▶ **Set task**: Repeat the material below exactly, with no pictures.

▶ **Exercise input**:
"""
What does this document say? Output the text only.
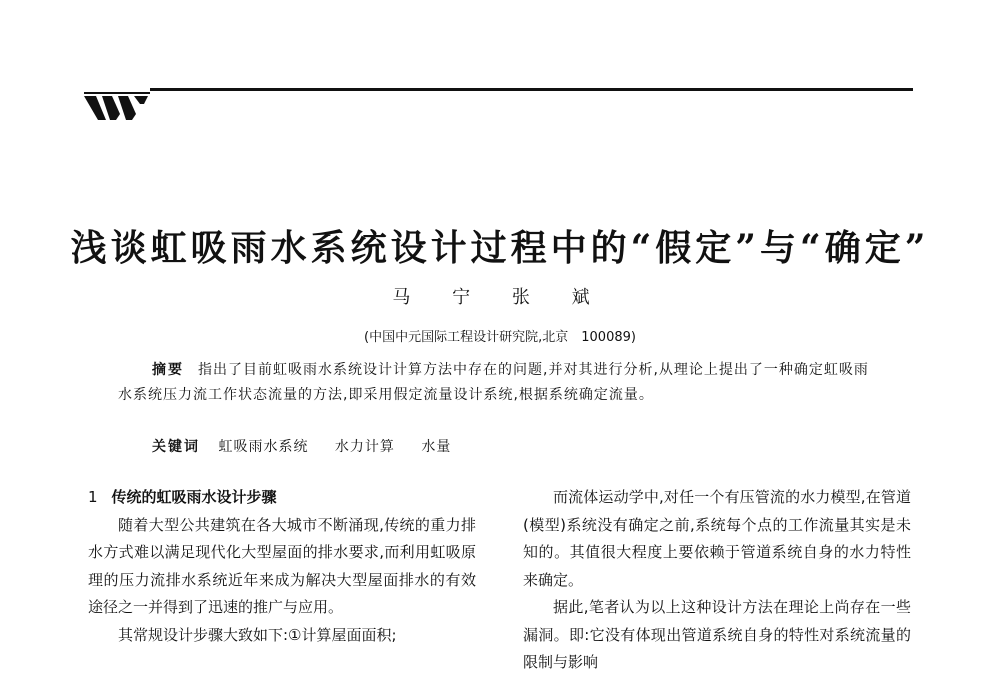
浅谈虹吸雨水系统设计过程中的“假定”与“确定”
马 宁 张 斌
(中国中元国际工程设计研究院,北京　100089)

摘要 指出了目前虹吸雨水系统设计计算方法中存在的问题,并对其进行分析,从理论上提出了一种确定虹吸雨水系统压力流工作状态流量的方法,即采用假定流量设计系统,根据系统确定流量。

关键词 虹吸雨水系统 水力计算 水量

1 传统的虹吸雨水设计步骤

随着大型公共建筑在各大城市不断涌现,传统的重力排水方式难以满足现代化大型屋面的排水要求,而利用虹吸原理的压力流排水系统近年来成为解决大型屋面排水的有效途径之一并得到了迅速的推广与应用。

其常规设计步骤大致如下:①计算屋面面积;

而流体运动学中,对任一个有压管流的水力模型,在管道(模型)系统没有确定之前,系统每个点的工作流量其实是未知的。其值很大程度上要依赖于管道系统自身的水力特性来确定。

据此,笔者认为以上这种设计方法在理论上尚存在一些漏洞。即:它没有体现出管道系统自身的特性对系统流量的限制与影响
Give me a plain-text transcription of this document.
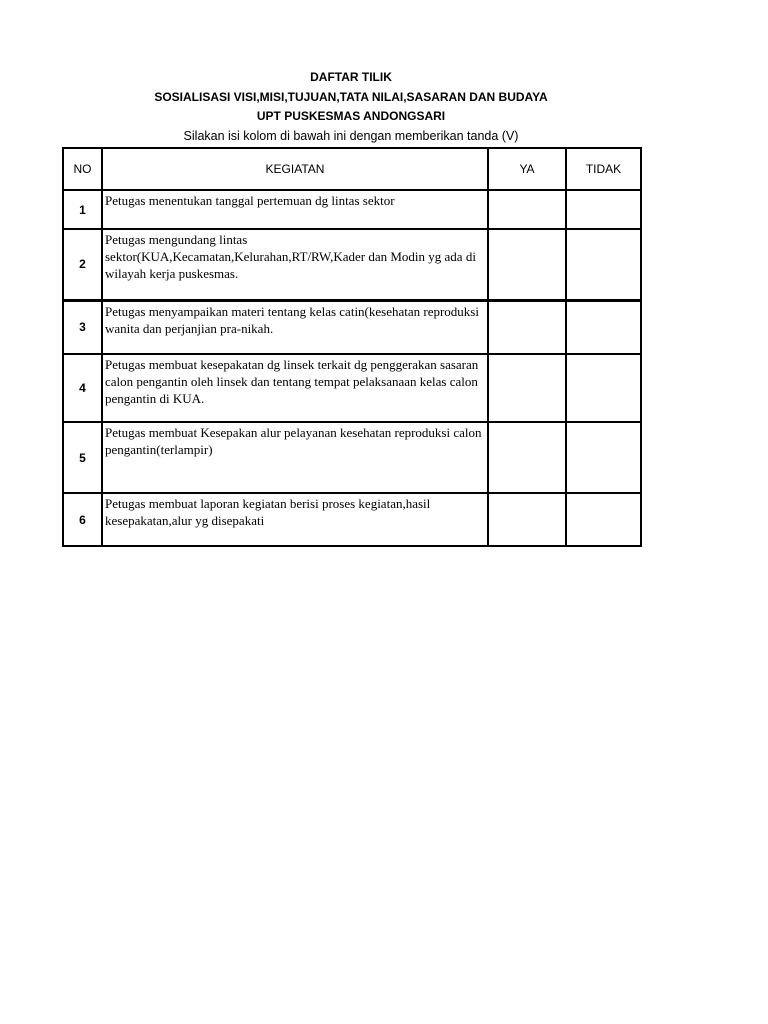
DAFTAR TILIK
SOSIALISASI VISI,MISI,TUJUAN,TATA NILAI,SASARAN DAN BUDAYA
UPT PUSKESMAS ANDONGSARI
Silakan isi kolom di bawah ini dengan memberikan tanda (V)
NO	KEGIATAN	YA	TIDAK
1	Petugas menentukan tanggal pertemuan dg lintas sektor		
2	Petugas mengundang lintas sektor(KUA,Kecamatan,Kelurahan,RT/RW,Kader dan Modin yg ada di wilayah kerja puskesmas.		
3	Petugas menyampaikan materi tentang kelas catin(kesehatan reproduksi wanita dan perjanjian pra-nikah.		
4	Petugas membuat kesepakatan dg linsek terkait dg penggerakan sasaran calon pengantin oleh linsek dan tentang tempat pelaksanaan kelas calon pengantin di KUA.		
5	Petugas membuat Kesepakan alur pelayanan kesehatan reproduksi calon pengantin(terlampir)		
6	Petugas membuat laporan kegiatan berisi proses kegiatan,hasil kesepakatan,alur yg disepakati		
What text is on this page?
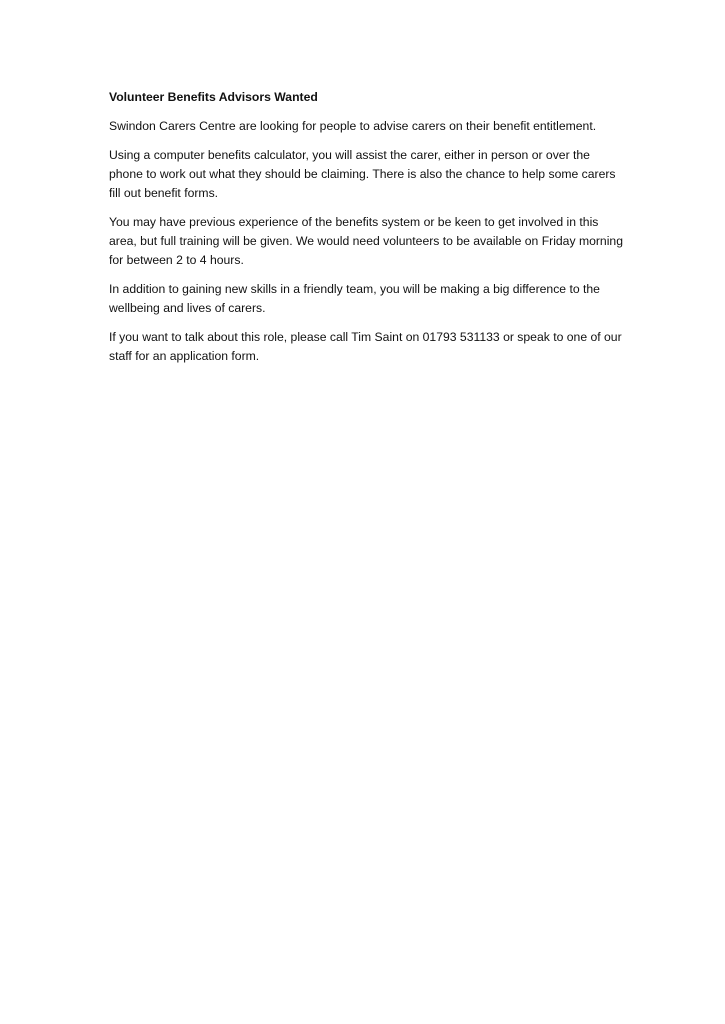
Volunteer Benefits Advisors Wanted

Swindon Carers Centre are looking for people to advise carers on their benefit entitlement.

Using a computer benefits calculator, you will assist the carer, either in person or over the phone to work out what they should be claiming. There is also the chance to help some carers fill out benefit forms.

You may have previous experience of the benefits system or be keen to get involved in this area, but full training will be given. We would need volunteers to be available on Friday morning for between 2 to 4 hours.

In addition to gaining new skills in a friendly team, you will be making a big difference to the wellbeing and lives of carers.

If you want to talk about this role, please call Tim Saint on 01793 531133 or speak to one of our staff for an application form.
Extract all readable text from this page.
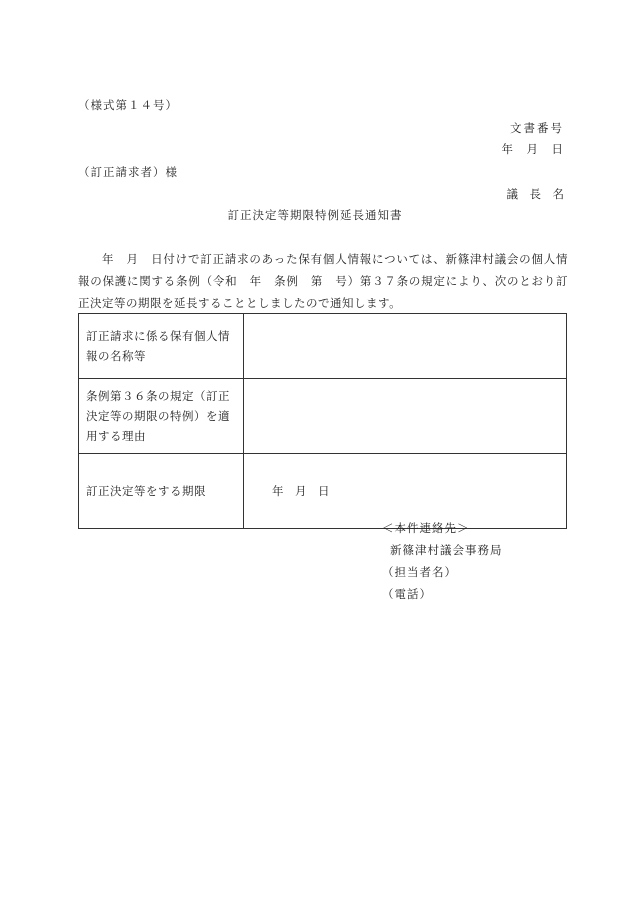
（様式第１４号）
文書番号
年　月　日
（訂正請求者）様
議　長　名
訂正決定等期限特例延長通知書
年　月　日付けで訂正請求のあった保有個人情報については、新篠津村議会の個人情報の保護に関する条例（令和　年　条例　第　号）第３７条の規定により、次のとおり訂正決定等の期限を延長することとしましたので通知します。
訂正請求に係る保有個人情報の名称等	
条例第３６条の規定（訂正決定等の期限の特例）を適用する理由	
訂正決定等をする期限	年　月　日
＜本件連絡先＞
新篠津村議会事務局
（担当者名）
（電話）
"""
▶ **Answer to the problem**:
What does this document say? Output the text only.
浅谈虹吸雨水系统设计过程中的“假定”与“确定”
马 宁 张 斌
(中国中元国际工程设计研究院,北京　100089)

摘要 指出了目前虹吸雨水系统设计计算方法中存在的问题,并对其进行分析,从理论上提出了一种确定虹吸雨水系统压力流工作状态流量的方法,即采用假定流量设计系统,根据系统确定流量。

关键词 虹吸雨水系统 水力计算 水量

1 传统的虹吸雨水设计步骤

随着大型公共建筑在各大城市不断涌现,传统的重力排水方式难以满足现代化大型屋面的排水要求,而利用虹吸原理的压力流排水系统近年来成为解决大型屋面排水的有效途径之一并得到了迅速的推广与应用。

其常规设计步骤大致如下:①计算屋面面积;

而流体运动学中,对任一个有压管流的水力模型,在管道(模型)系统没有确定之前,系统每个点的工作流量其实是未知的。其值很大程度上要依赖于管道系统自身的水力特性来确定。

据此,笔者认为以上这种设计方法在理论上尚存在一些漏洞。即:它没有体现出管道系统自身的特性对系统流量的限制与影响
Give me a plain-text transcription of this document.
DAFTAR TILIK
SOSIALISASI VISI,MISI,TUJUAN,TATA NILAI,SASARAN DAN BUDAYA
UPT PUSKESMAS ANDONGSARI
Silakan isi kolom di bawah ini dengan memberikan tanda (V)
NO	KEGIATAN	YA	TIDAK
1	Petugas menentukan tanggal pertemuan dg lintas sektor		
2	Petugas mengundang lintas sektor(KUA,Kecamatan,Kelurahan,RT/RW,Kader dan Modin yg ada di wilayah kerja puskesmas.		
3	Petugas menyampaikan materi tentang kelas catin(kesehatan reproduksi wanita dan perjanjian pra-nikah.		
4	Petugas membuat kesepakatan dg linsek terkait dg penggerakan sasaran calon pengantin oleh linsek dan tentang tempat pelaksanaan kelas calon pengantin di KUA.		
5	Petugas membuat Kesepakan alur pelayanan kesehatan reproduksi calon pengantin(terlampir)		
6	Petugas membuat laporan kegiatan berisi proses kegiatan,hasil kesepakatan,alur yg disepakati		
What text is on this page?
Volunteer Benefits Advisors Wanted

Swindon Carers Centre are looking for people to advise carers on their benefit entitlement.

Using a computer benefits calculator, you will assist the carer, either in person or over the phone to work out what they should be claiming. There is also the chance to help some carers fill out benefit forms.

You may have previous experience of the benefits system or be keen to get involved in this area, but full training will be given. We would need volunteers to be available on Friday morning for between 2 to 4 hours.

In addition to gaining new skills in a friendly team, you will be making a big difference to the wellbeing and lives of carers.

If you want to talk about this role, please call Tim Saint on 01793 531133 or speak to one of our staff for an application form.
Extract all readable text from this page.
（様式第１４号）
文書番号
年　月　日
（訂正請求者）様
議　長　名
訂正決定等期限特例延長通知書
年　月　日付けで訂正請求のあった保有個人情報については、新篠津村議会の個人情報の保護に関する条例（令和　年　条例　第　号）第３７条の規定により、次のとおり訂正決定等の期限を延長することとしましたので通知します。
訂正請求に係る保有個人情報の名称等	
条例第３６条の規定（訂正決定等の期限の特例）を適用する理由	
訂正決定等をする期限	年　月　日
＜本件連絡先＞
新篠津村議会事務局
（担当者名）
（電話）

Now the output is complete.